====== Records shown
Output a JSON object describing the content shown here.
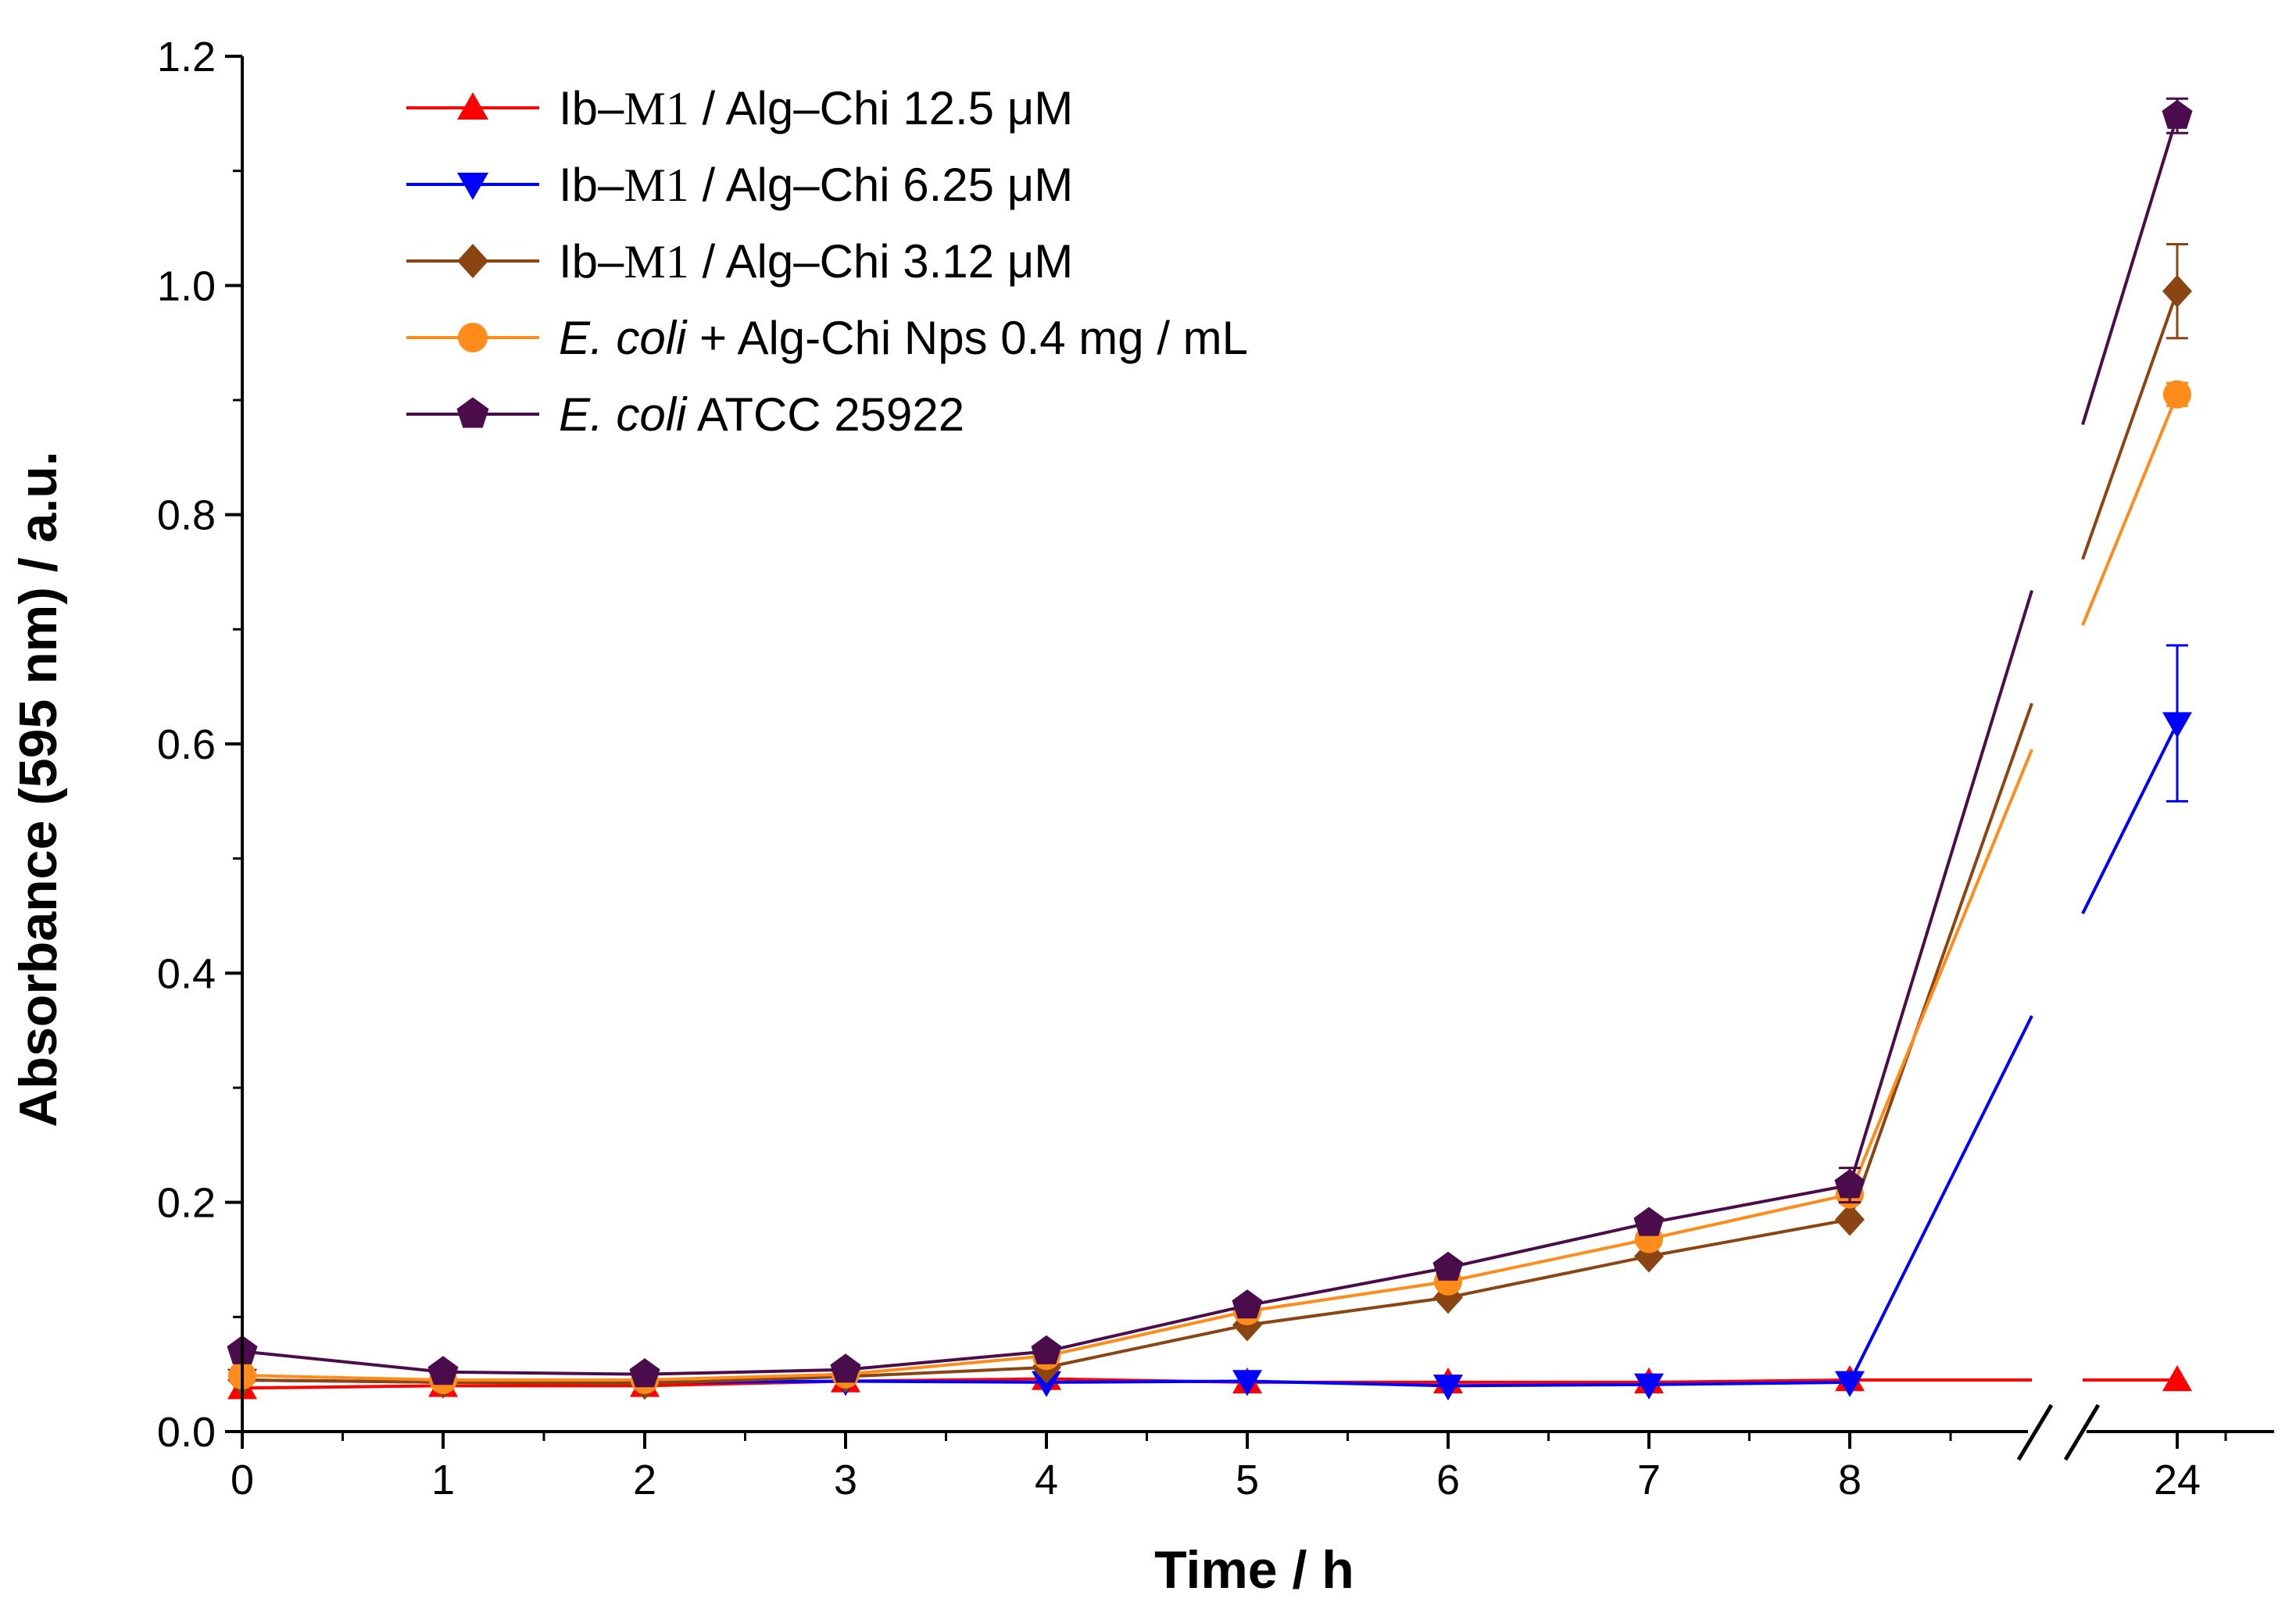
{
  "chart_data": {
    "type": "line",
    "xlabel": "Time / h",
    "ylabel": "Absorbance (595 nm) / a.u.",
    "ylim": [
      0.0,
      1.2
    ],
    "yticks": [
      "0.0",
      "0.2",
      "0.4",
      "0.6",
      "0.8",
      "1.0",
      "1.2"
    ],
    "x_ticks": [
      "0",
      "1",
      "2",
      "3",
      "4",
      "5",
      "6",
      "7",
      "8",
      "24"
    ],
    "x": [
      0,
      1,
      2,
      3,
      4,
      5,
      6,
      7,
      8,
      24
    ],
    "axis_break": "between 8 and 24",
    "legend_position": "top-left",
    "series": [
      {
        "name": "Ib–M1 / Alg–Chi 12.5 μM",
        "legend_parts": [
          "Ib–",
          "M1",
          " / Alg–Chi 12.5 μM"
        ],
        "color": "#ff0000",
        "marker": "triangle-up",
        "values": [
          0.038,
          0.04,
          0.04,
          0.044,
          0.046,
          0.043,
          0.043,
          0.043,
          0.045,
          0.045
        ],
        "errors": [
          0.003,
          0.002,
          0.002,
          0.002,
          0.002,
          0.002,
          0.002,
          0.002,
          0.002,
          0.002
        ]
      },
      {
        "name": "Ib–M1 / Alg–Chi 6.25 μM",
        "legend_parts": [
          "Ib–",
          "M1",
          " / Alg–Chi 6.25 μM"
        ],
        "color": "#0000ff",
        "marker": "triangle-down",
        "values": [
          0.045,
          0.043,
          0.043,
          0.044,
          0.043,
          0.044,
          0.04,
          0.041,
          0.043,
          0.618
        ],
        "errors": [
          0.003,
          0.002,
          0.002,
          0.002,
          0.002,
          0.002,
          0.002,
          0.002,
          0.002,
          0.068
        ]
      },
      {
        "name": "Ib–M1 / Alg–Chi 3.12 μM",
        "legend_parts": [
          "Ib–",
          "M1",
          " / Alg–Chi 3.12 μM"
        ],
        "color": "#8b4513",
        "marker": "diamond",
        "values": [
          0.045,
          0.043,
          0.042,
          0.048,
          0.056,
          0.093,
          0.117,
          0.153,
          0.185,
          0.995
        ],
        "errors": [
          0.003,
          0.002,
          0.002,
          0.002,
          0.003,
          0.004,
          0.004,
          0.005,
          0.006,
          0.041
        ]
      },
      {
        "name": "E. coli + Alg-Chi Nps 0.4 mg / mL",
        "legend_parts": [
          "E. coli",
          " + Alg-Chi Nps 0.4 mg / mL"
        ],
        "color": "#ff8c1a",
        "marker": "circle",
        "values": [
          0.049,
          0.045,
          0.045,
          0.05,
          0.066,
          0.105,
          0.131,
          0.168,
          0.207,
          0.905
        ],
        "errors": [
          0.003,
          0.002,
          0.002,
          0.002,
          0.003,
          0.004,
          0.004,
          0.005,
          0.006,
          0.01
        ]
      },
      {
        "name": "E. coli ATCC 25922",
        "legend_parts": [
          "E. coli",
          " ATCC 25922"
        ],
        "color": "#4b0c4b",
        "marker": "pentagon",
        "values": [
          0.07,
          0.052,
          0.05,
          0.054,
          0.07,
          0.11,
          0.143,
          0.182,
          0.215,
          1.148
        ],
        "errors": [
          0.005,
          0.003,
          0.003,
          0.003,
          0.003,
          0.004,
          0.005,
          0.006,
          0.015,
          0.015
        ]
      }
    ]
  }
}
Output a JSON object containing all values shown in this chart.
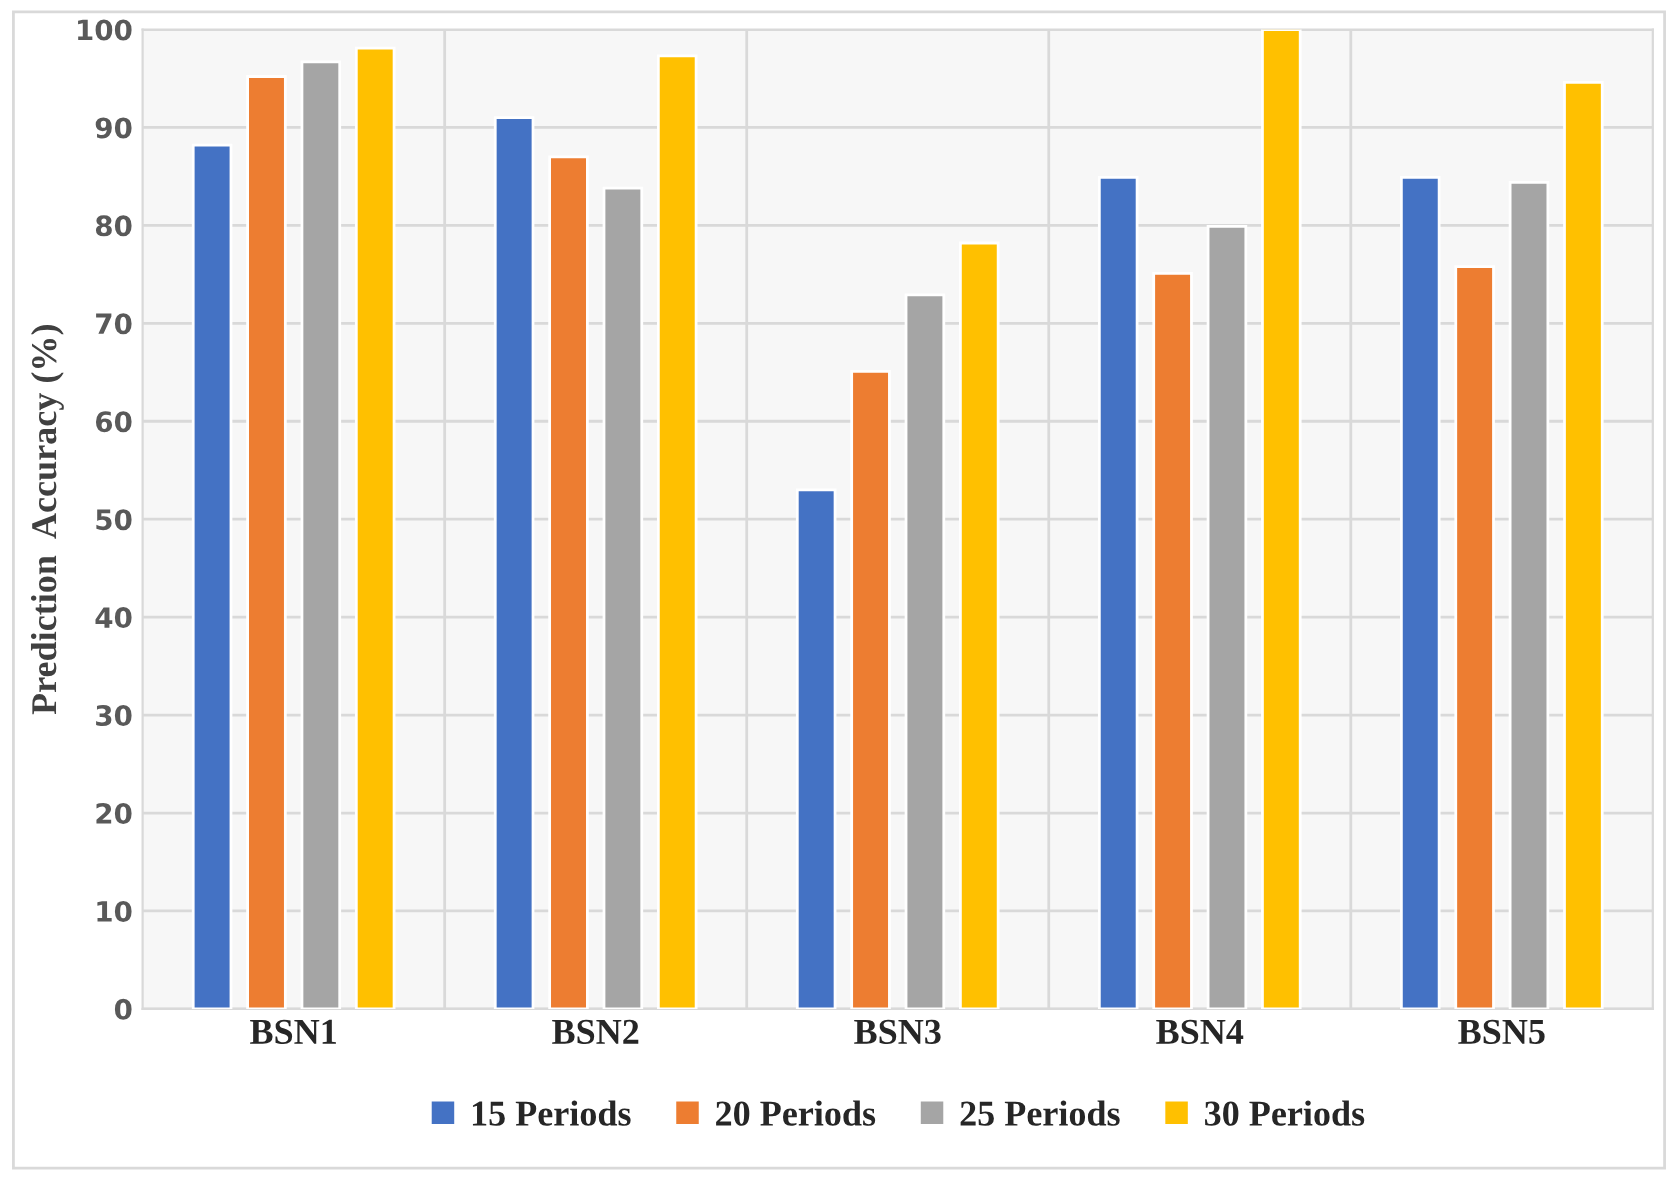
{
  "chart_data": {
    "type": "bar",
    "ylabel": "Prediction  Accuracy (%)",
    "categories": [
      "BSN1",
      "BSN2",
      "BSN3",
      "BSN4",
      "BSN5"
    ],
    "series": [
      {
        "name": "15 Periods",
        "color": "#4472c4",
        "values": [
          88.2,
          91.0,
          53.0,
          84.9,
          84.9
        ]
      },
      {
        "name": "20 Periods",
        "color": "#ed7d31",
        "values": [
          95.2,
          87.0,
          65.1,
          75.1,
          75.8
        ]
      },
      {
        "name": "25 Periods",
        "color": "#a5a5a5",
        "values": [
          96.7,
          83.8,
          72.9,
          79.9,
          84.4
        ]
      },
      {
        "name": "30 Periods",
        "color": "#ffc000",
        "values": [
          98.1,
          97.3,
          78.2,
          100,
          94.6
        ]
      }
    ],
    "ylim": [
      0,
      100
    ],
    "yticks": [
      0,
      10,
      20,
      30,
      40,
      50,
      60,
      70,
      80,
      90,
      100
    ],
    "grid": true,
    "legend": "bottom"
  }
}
============
Work required:
Exactly how many lines in the data above contain the word "coli"? Respond with the number and nothing more.

Exercise response:
4